**Data records**.
^^^^

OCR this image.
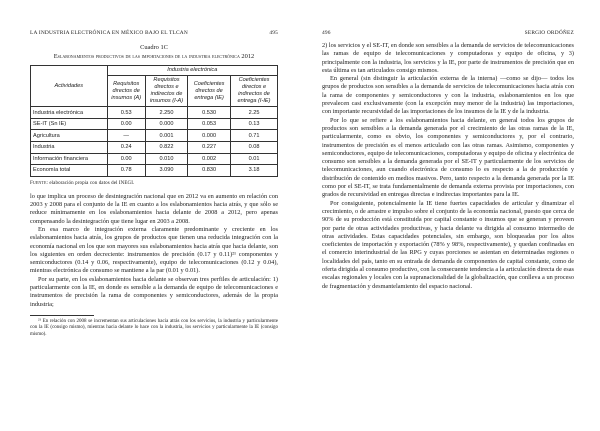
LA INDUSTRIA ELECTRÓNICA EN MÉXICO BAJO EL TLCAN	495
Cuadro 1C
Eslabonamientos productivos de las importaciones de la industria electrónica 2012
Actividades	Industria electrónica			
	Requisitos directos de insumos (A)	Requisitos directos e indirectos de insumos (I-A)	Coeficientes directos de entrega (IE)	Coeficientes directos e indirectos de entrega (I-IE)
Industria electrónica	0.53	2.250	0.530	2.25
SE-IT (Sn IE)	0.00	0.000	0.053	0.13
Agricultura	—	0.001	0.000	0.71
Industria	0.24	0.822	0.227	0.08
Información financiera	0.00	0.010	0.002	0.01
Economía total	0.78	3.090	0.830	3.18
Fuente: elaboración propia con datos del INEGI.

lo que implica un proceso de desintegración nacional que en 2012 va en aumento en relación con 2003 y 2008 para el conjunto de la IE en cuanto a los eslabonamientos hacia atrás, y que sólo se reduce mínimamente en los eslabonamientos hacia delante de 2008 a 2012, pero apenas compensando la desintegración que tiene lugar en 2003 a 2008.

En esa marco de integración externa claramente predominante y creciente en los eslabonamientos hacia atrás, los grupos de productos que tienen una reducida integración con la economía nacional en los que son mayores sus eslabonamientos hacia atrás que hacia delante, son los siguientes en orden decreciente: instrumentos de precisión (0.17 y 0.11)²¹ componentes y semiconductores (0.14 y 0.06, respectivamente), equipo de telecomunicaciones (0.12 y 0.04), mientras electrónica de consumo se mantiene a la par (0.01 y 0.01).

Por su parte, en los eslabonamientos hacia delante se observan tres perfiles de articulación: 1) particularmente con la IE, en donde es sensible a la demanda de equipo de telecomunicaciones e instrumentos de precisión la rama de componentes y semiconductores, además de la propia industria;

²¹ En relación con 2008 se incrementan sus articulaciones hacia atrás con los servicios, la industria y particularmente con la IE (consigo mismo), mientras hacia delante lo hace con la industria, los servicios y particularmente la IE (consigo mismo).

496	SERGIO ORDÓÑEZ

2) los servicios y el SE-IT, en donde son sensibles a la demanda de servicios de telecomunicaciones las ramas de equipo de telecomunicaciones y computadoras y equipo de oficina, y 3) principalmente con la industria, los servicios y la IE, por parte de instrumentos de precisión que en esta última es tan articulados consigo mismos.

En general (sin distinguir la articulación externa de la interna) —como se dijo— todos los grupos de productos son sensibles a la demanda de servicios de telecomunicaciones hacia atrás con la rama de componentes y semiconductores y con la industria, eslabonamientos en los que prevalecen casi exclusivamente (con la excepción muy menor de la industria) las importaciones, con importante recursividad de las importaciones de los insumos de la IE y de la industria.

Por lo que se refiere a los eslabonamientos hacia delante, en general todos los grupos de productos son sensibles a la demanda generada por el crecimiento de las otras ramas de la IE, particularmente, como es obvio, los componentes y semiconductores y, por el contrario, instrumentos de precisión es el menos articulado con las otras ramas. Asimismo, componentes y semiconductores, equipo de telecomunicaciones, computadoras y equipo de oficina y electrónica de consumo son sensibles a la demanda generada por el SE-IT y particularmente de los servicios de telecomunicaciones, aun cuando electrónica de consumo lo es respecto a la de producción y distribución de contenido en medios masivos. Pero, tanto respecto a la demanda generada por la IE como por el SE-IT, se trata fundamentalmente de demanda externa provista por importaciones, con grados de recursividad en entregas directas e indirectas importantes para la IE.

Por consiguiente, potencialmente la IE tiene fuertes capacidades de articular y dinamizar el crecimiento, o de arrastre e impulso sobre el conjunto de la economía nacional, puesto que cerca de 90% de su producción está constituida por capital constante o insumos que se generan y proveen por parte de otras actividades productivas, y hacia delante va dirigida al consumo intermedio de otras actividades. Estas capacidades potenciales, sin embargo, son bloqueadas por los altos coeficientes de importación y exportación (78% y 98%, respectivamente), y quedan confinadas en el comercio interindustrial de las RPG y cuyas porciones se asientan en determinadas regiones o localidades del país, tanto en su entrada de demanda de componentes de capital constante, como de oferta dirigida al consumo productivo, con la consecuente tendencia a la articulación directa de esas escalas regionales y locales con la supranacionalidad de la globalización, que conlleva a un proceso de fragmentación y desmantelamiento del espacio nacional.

^^^^

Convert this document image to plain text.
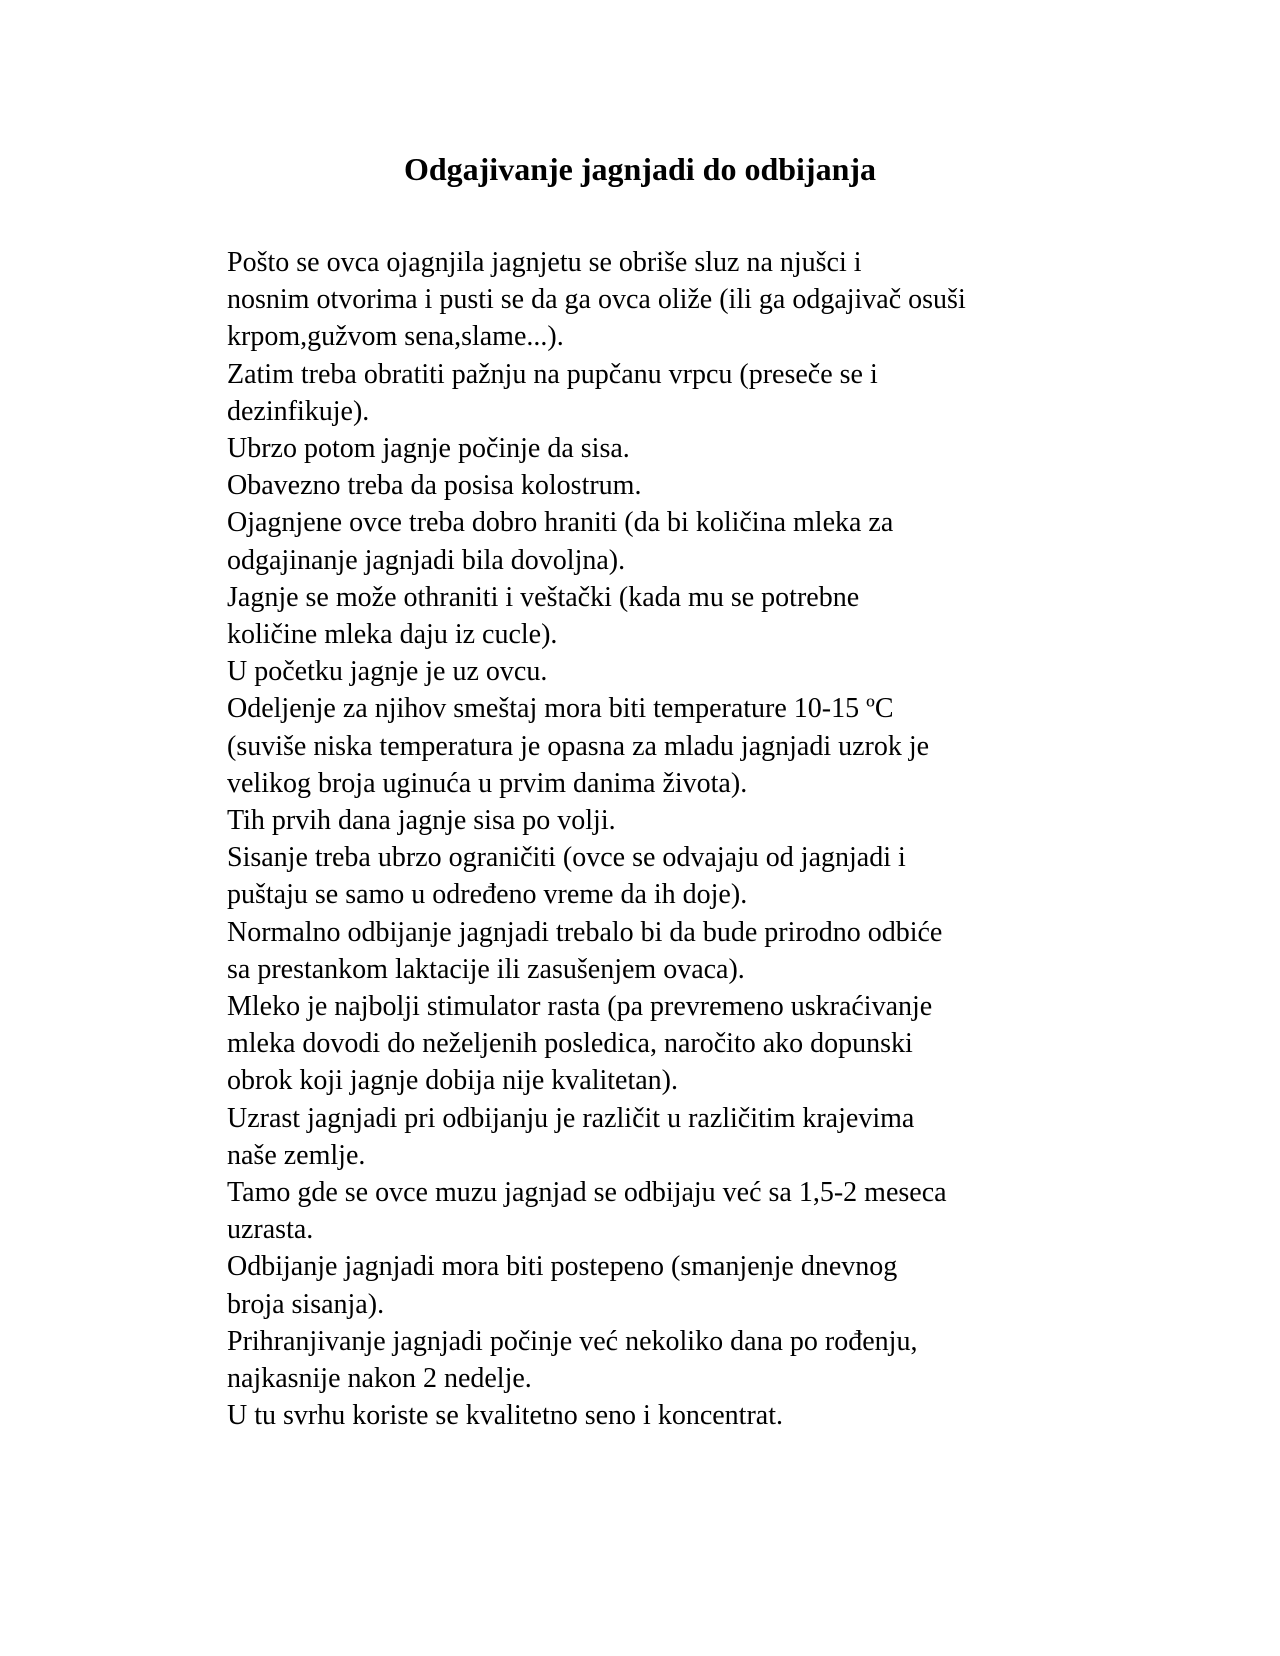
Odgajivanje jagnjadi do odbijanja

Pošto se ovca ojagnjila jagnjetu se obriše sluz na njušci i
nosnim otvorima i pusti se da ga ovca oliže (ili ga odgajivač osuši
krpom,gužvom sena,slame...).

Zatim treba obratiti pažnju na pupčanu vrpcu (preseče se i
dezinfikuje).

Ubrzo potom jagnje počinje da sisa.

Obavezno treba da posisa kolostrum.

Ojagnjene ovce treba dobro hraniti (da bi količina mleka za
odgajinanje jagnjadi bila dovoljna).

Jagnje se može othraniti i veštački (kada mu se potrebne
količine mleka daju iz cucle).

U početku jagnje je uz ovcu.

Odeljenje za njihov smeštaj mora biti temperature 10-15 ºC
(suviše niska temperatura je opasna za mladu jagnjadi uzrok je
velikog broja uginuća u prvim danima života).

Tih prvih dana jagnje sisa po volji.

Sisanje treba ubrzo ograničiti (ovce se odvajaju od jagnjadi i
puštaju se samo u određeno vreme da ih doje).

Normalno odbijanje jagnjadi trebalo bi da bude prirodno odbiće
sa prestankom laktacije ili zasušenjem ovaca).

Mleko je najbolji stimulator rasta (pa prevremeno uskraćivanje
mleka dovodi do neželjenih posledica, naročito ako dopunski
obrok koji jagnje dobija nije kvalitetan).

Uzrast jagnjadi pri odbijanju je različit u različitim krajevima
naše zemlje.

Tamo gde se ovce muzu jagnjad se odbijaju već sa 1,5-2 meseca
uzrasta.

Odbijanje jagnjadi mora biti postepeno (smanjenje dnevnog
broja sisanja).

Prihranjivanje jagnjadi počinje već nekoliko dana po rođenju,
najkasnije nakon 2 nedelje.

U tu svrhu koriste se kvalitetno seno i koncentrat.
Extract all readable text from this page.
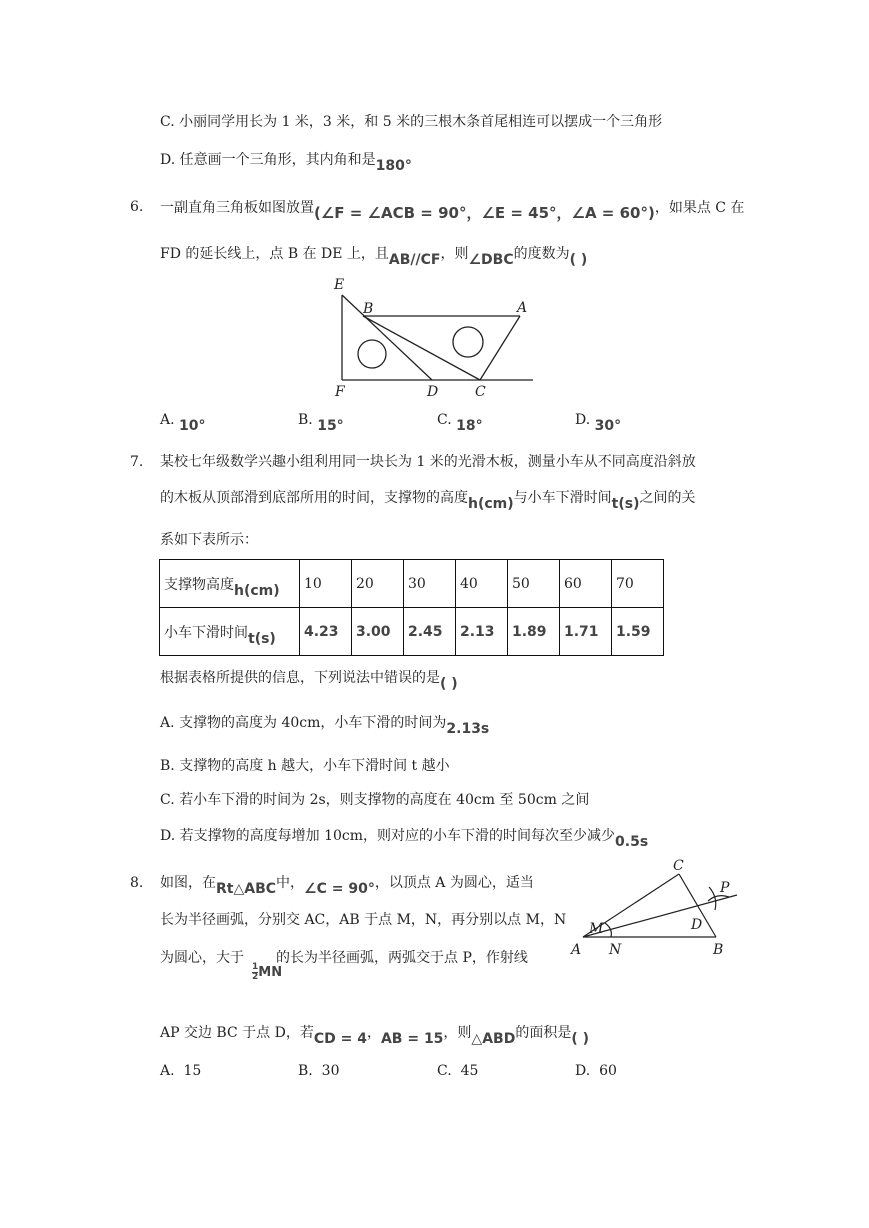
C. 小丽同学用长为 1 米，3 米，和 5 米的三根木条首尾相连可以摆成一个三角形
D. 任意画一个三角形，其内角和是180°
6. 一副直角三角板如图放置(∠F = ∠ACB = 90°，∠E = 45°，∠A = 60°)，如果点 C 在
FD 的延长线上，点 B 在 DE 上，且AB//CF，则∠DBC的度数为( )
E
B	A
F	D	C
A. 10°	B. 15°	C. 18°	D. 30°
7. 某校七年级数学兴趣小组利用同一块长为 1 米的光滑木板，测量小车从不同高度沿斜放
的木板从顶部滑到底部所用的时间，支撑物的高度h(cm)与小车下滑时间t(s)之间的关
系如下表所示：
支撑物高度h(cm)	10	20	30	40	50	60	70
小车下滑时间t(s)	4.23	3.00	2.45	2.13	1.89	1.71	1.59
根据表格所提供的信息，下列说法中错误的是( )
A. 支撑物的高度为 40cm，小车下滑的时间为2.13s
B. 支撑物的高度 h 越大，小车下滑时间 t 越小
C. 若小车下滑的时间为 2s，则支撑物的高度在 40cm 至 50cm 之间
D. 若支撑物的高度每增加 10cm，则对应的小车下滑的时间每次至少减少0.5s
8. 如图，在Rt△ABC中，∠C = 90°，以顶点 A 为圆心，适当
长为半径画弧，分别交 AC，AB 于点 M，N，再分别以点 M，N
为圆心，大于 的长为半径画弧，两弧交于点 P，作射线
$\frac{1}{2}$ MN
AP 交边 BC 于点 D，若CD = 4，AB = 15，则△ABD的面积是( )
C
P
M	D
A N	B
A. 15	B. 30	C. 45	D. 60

^^^^

**Work to do**. Filter the listing above for the string "image" and copy every matching line.

**Right answer**.
OCR this image.
Convert this document image to plain text.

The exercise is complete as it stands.